Transcribe the material in full, exactly as written.
===============
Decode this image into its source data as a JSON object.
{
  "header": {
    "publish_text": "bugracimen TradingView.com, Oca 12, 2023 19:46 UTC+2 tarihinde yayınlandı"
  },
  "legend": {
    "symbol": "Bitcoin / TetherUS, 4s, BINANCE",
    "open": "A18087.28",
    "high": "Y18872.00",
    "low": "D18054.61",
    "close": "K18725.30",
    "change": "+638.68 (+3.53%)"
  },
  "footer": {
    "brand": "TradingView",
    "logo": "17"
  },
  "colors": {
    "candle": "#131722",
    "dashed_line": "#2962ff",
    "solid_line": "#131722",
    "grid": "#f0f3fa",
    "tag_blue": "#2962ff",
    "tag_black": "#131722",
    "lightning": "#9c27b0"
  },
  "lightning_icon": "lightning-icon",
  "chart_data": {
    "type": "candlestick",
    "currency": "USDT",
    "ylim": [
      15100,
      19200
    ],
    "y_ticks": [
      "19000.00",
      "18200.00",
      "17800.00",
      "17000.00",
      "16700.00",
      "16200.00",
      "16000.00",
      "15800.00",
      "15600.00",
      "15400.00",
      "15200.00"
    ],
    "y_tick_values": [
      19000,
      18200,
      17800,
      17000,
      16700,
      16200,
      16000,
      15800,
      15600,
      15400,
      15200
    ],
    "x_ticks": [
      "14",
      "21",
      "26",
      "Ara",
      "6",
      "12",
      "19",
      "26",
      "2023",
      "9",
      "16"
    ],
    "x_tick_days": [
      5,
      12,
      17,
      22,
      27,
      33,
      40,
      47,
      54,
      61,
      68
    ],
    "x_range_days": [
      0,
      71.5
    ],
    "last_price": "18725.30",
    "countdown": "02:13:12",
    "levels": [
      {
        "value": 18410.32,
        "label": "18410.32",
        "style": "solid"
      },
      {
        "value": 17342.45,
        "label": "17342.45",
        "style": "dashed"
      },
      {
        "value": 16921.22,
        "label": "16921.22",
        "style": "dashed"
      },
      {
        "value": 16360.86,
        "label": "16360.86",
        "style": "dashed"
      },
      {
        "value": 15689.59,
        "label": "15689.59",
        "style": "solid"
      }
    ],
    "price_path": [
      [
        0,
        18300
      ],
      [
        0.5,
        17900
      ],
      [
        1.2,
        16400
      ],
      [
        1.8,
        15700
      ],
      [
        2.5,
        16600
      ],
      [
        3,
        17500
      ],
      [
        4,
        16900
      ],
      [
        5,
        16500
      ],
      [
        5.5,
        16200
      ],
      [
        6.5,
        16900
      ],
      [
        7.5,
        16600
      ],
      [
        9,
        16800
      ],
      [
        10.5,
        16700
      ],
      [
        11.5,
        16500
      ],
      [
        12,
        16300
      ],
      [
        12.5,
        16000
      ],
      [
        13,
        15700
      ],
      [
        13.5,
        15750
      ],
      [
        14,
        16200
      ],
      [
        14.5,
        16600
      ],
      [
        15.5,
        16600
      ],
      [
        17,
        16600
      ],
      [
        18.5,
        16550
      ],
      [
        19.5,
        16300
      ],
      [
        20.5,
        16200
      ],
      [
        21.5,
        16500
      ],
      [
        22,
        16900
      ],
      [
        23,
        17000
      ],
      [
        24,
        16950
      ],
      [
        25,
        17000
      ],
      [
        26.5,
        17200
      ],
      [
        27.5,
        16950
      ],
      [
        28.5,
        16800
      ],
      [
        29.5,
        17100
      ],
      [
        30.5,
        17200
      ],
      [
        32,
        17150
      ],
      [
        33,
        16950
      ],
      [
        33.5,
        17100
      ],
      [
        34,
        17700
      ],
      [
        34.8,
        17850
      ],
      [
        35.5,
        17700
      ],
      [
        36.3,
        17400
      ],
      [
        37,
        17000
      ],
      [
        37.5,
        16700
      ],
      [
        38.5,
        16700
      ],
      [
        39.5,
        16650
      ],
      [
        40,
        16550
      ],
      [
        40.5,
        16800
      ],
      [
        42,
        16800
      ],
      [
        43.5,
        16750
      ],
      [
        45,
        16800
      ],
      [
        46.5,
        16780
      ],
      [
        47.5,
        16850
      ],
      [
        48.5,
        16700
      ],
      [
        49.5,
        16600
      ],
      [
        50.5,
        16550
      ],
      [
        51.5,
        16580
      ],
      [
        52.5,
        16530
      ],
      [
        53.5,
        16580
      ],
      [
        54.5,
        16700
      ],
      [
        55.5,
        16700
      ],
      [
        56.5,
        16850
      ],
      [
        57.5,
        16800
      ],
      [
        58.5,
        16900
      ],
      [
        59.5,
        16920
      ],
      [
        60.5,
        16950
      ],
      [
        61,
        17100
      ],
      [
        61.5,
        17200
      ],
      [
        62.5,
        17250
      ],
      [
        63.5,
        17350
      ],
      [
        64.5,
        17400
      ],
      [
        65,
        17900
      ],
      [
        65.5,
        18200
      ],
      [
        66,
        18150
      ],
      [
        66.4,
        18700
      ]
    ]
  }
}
===============
__FINISHED TASK__:
Decode this image into its source data as a JSON object.
{
  "header": {
    "publish_text": "bugracimen TradingView.com, Oca 12, 2023 19:46 UTC+2 tarihinde yayınlandı"
  },
  "legend": {
    "symbol": "Bitcoin / TetherUS, 4s, BINANCE",
    "open": "A18087.28",
    "high": "Y18872.00",
    "low": "D18054.61",
    "close": "K18725.30",
    "change": "+638.68 (+3.53%)"
  },
  "footer": {
    "brand": "TradingView",
    "logo": "17"
  },
  "colors": {
    "candle": "#131722",
    "dashed_line": "#2962ff",
    "solid_line": "#131722",
    "grid": "#f0f3fa",
    "tag_blue": "#2962ff",
    "tag_black": "#131722",
    "lightning": "#9c27b0"
  },
  "lightning_icon": "lightning-icon",
  "chart_data": {
    "type": "candlestick",
    "currency": "USDT",
    "ylim": [
      15100,
      19200
    ],
    "y_ticks": [
      "19000.00",
      "18200.00",
      "17800.00",
      "17000.00",
      "16700.00",
      "16200.00",
      "16000.00",
      "15800.00",
      "15600.00",
      "15400.00",
      "15200.00"
    ],
    "y_tick_values": [
      19000,
      18200,
      17800,
      17000,
      16700,
      16200,
      16000,
      15800,
      15600,
      15400,
      15200
    ],
    "x_ticks": [
      "14",
      "21",
      "26",
      "Ara",
      "6",
      "12",
      "19",
      "26",
      "2023",
      "9",
      "16"
    ],
    "x_tick_days": [
      5,
      12,
      17,
      22,
      27,
      33,
      40,
      47,
      54,
      61,
      68
    ],
    "x_range_days": [
      0,
      71.5
    ],
    "last_price": "18725.30",
    "countdown": "02:13:12",
    "levels": [
      {
        "value": 18410.32,
        "label": "18410.32",
        "style": "solid"
      },
      {
        "value": 17342.45,
        "label": "17342.45",
        "style": "dashed"
      },
      {
        "value": 16921.22,
        "label": "16921.22",
        "style": "dashed"
      },
      {
        "value": 16360.86,
        "label": "16360.86",
        "style": "dashed"
      },
      {
        "value": 15689.59,
        "label": "15689.59",
        "style": "solid"
      }
    ],
    "price_path": [
      [
        0,
        18300
      ],
      [
        0.5,
        17900
      ],
      [
        1.2,
        16400
      ],
      [
        1.8,
        15700
      ],
      [
        2.5,
        16600
      ],
      [
        3,
        17500
      ],
      [
        4,
        16900
      ],
      [
        5,
        16500
      ],
      [
        5.5,
        16200
      ],
      [
        6.5,
        16900
      ],
      [
        7.5,
        16600
      ],
      [
        9,
        16800
      ],
      [
        10.5,
        16700
      ],
      [
        11.5,
        16500
      ],
      [
        12,
        16300
      ],
      [
        12.5,
        16000
      ],
      [
        13,
        15700
      ],
      [
        13.5,
        15750
      ],
      [
        14,
        16200
      ],
      [
        14.5,
        16600
      ],
      [
        15.5,
        16600
      ],
      [
        17,
        16600
      ],
      [
        18.5,
        16550
      ],
      [
        19.5,
        16300
      ],
      [
        20.5,
        16200
      ],
      [
        21.5,
        16500
      ],
      [
        22,
        16900
      ],
      [
        23,
        17000
      ],
      [
        24,
        16950
      ],
      [
        25,
        17000
      ],
      [
        26.5,
        17200
      ],
      [
        27.5,
        16950
      ],
      [
        28.5,
        16800
      ],
      [
        29.5,
        17100
      ],
      [
        30.5,
        17200
      ],
      [
        32,
        17150
      ],
      [
        33,
        16950
      ],
      [
        33.5,
        17100
      ],
      [
        34,
        17700
      ],
      [
        34.8,
        17850
      ],
      [
        35.5,
        17700
      ],
      [
        36.3,
        17400
      ],
      [
        37,
        17000
      ],
      [
        37.5,
        16700
      ],
      [
        38.5,
        16700
      ],
      [
        39.5,
        16650
      ],
      [
        40,
        16550
      ],
      [
        40.5,
        16800
      ],
      [
        42,
        16800
      ],
      [
        43.5,
        16750
      ],
      [
        45,
        16800
      ],
      [
        46.5,
        16780
      ],
      [
        47.5,
        16850
      ],
      [
        48.5,
        16700
      ],
      [
        49.5,
        16600
      ],
      [
        50.5,
        16550
      ],
      [
        51.5,
        16580
      ],
      [
        52.5,
        16530
      ],
      [
        53.5,
        16580
      ],
      [
        54.5,
        16700
      ],
      [
        55.5,
        16700
      ],
      [
        56.5,
        16850
      ],
      [
        57.5,
        16800
      ],
      [
        58.5,
        16900
      ],
      [
        59.5,
        16920
      ],
      [
        60.5,
        16950
      ],
      [
        61,
        17100
      ],
      [
        61.5,
        17200
      ],
      [
        62.5,
        17250
      ],
      [
        63.5,
        17350
      ],
      [
        64.5,
        17400
      ],
      [
        65,
        17900
      ],
      [
        65.5,
        18200
      ],
      [
        66,
        18150
      ],
      [
        66.4,
        18700
      ]
    ]
  }
}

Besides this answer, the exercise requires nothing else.